EXERCISE AIM: Retype each line of the material exactly, please, skipping any picture in it.

* * * * *

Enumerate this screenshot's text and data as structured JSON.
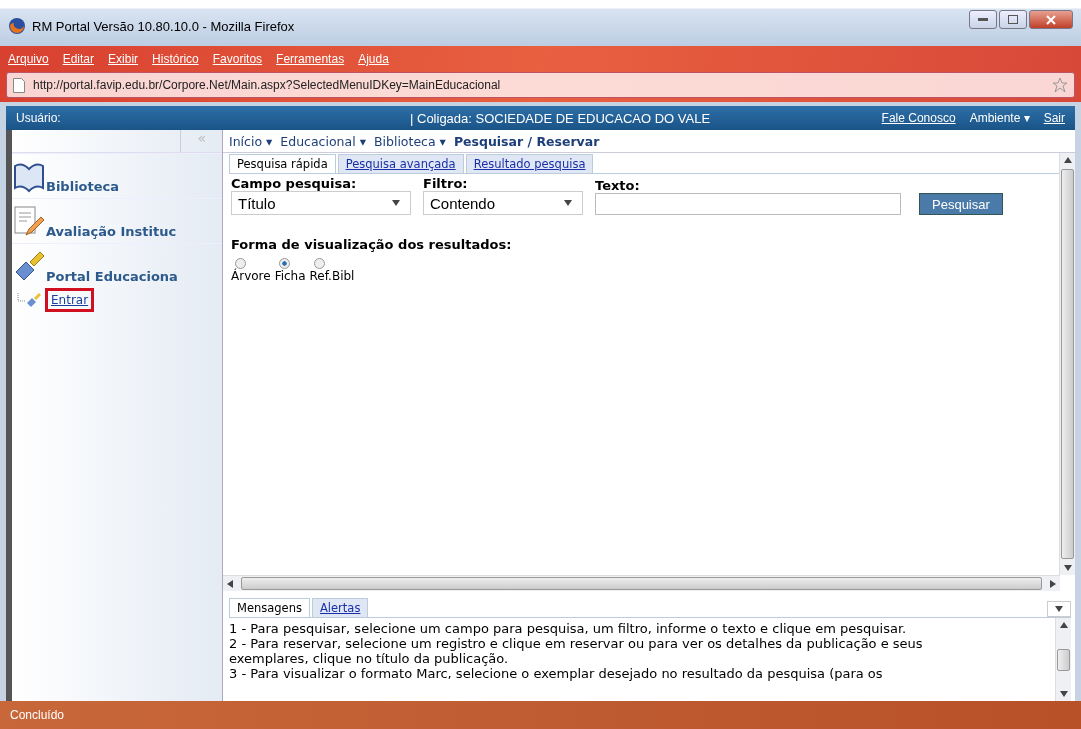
{
  "window": {
    "title": "RM Portal Versão 10.80.10.0 - Mozilla Firefox"
  },
  "menu": [
    "Arquivo",
    "Editar",
    "Exibir",
    "Histórico",
    "Favoritos",
    "Ferramentas",
    "Ajuda"
  ],
  "address": {
    "value": "http://portal.favip.edu.br/Corpore.Net/Main.aspx?SelectedMenuIDKey=MainEducacional"
  },
  "portal_header": {
    "user_label": "Usuário:",
    "coligada": "| Coligada: SOCIEDADE DE EDUCACAO DO VALE",
    "contact_link": "Fale Conosco",
    "environment": "Ambiente ▾",
    "logout_link": "Sair"
  },
  "sidebar": {
    "collapse": "«",
    "items": [
      {
        "label": "Biblioteca",
        "kind": "book"
      },
      {
        "label": "Avaliação Instituc",
        "kind": "doc"
      },
      {
        "label": "Portal Educaciona",
        "kind": "brush",
        "children": [
          {
            "label": "Entrar",
            "highlighted": true
          }
        ]
      }
    ]
  },
  "breadcrumb": [
    {
      "label": "Início ▾",
      "current": false
    },
    {
      "label": "Educacional ▾",
      "current": false
    },
    {
      "label": "Biblioteca ▾",
      "current": false
    },
    {
      "label": "Pesquisar / Reservar",
      "current": true
    }
  ],
  "tabs": [
    {
      "label": "Pesquisa rápida",
      "selected": true
    },
    {
      "label": "Pesquisa avançada",
      "selected": false
    },
    {
      "label": "Resultado pesquisa",
      "selected": false
    }
  ],
  "form": {
    "field_label": "Campo pesquisa:",
    "field_value": "Título",
    "filter_label": "Filtro:",
    "filter_value": "Contendo",
    "text_label": "Texto:",
    "search_button": "Pesquisar",
    "view_label": "Forma de visualização dos resultados:",
    "view_options": [
      {
        "label": "Árvore",
        "selected": false
      },
      {
        "label": "Ficha",
        "selected": true
      },
      {
        "label": "Ref.Bibl",
        "selected": false
      }
    ]
  },
  "messages": {
    "tabs": [
      {
        "label": "Mensagens",
        "selected": true
      },
      {
        "label": "Alertas",
        "selected": false
      }
    ],
    "lines": [
      "1 - Para pesquisar, selecione um campo para pesquisa, um filtro, informe o texto e clique em pesquisar.",
      "2 - Para reservar, selecione um registro e clique em reservar ou para ver os detalhes da publicação e seus exemplares, clique no título da publicação.",
      "3 - Para visualizar o formato Marc, selecione o exemplar desejado no resultado da pesquisa (para os"
    ]
  },
  "status_bar": "Concluído"
}
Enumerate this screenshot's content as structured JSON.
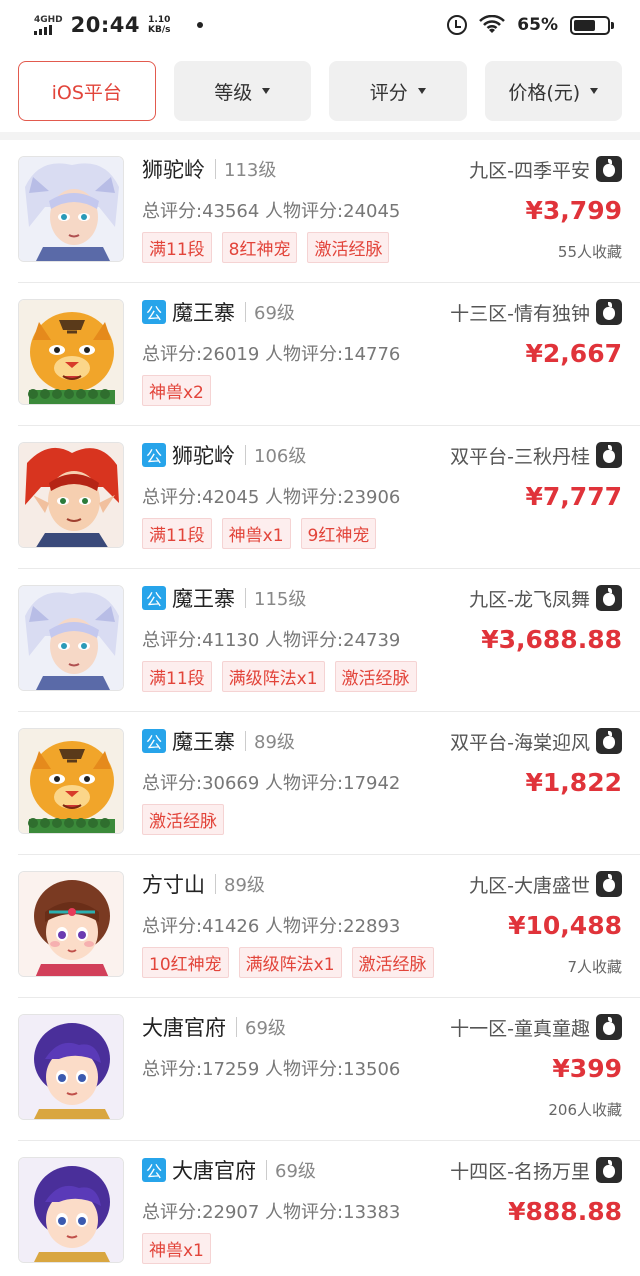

* * * * *

ANSWER BELOW:
Enumerate this screenshot's text and data as structured JSON.
{
  "window": {
    "title": "RM Portal Versão 10.80.10.0 - Mozilla Firefox"
  },
  "menu": [
    "Arquivo",
    "Editar",
    "Exibir",
    "Histórico",
    "Favoritos",
    "Ferramentas",
    "Ajuda"
  ],
  "address": {
    "value": "http://portal.favip.edu.br/Corpore.Net/Main.aspx?SelectedMenuIDKey=MainEducacional"
  },
  "portal_header": {
    "user_label": "Usuário:",
    "coligada": "| Coligada: SOCIEDADE DE EDUCACAO DO VALE",
    "contact_link": "Fale Conosco",
    "environment": "Ambiente ▾",
    "logout_link": "Sair"
  },
  "sidebar": {
    "collapse": "«",
    "items": [
      {
        "label": "Biblioteca",
        "kind": "book"
      },
      {
        "label": "Avaliação Instituc",
        "kind": "doc"
      },
      {
        "label": "Portal Educaciona",
        "kind": "brush",
        "children": [
          {
            "label": "Entrar",
            "highlighted": true
          }
        ]
      }
    ]
  },
  "breadcrumb": [
    {
      "label": "Início ▾",
      "current": false
    },
    {
      "label": "Educacional ▾",
      "current": false
    },
    {
      "label": "Biblioteca ▾",
      "current": false
    },
    {
      "label": "Pesquisar / Reservar",
      "current": true
    }
  ],
  "tabs": [
    {
      "label": "Pesquisa rápida",
      "selected": true
    },
    {
      "label": "Pesquisa avançada",
      "selected": false
    },
    {
      "label": "Resultado pesquisa",
      "selected": false
    }
  ],
  "form": {
    "field_label": "Campo pesquisa:",
    "field_value": "Título",
    "filter_label": "Filtro:",
    "filter_value": "Contendo",
    "text_label": "Texto:",
    "search_button": "Pesquisar",
    "view_label": "Forma de visualização dos resultados:",
    "view_options": [
      {
        "label": "Árvore",
        "selected": false
      },
      {
        "label": "Ficha",
        "selected": true
      },
      {
        "label": "Ref.Bibl",
        "selected": false
      }
    ]
  },
  "messages": {
    "tabs": [
      {
        "label": "Mensagens",
        "selected": true
      },
      {
        "label": "Alertas",
        "selected": false
      }
    ],
    "lines": [
      "1 - Para pesquisar, selecione um campo para pesquisa, um filtro, informe o texto e clique em pesquisar.",
      "2 - Para reservar, selecione um registro e clique em reservar ou para ver os detalhes da publicação e seus exemplares, clique no título da publicação.",
      "3 - Para visualizar o formato Marc, selecione o exemplar desejado no resultado da pesquisa (para os"
    ]
  },
  "status_bar": "Concluído"
}
Enumerate this screenshot's content as structured JSON.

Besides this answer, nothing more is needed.